## Written instruction
Can you copy the rows from their start through the line that contains "In FIG. 5, the back side 62 is at (197, 304).", with both ends included and the pictures left out?

## Dataset records
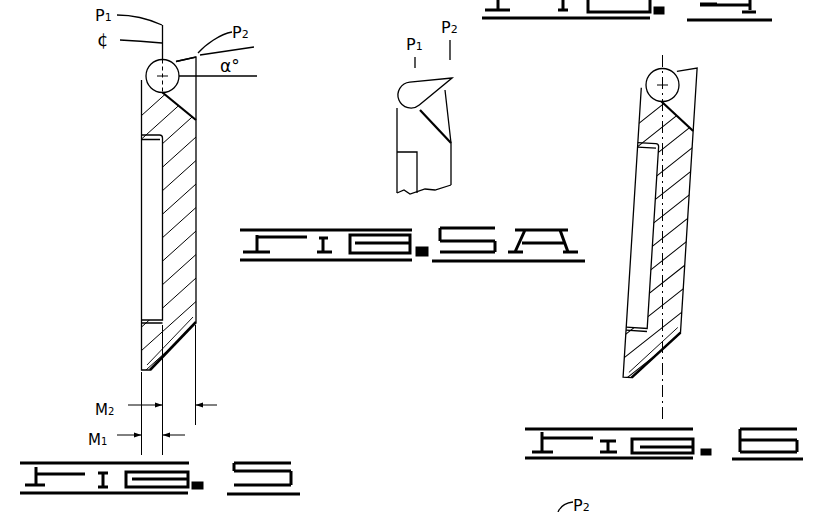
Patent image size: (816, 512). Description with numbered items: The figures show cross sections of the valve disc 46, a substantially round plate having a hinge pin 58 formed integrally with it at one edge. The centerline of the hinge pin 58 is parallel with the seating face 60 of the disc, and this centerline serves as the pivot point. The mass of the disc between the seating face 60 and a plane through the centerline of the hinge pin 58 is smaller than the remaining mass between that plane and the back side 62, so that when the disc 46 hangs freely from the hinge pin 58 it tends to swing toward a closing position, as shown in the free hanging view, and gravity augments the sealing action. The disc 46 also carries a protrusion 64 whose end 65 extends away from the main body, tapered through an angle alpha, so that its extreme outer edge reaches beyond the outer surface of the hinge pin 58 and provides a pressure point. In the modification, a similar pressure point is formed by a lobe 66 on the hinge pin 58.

In FIG. 5, the valve disc 46 is at (185, 198).
In FIG. 5A, the valve disc 46 is at (435, 170).
In FIG. 6, the valve disc 46 is at (695, 175).
In FIG. 5, the hinge pin 58 is at (148, 72).
In FIG. 5A, the hinge pin 58 is at (410, 97).
In FIG. 5, the seating face 60 is at (141, 335).
In FIG. 5, the back side 62 is at (197, 304).
In FIG. 5, the protrusion 64 is at (187, 95).
In FIG. 5, the end of the protrusion 65 is at (183, 55).
In FIG. 5A, the lobe 66 is at (453, 80).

## Written answer
Patent image size: (816, 512). Description with numbered items: The figures show cross sections of the valve disc 46, a substantially round plate having a hinge pin 58 formed integrally with it at one edge. The centerline of the hinge pin 58 is parallel with the seating face 60 of the disc, and this centerline serves as the pivot point. The mass of the disc between the seating face 60 and a plane through the centerline of the hinge pin 58 is smaller than the remaining mass between that plane and the back side 62, so that when the disc 46 hangs freely from the hinge pin 58 it tends to swing toward a closing position, as shown in the free hanging view, and gravity augments the sealing action. The disc 46 also carries a protrusion 64 whose end 65 extends away from the main body, tapered through an angle alpha, so that its extreme outer edge reaches beyond the outer surface of the hinge pin 58 and provides a pressure point. In the modification, a similar pressure point is formed by a lobe 66 on the hinge pin 58.

In FIG. 5, the valve disc 46 is at (185, 198).
In FIG. 5A, the valve disc 46 is at (435, 170).
In FIG. 6, the valve disc 46 is at (695, 175).
In FIG. 5, the hinge pin 58 is at (148, 72).
In FIG. 5A, the hinge pin 58 is at (410, 97).
In FIG. 5, the seating face 60 is at (141, 335).
In FIG. 5, the back side 62 is at (197, 304).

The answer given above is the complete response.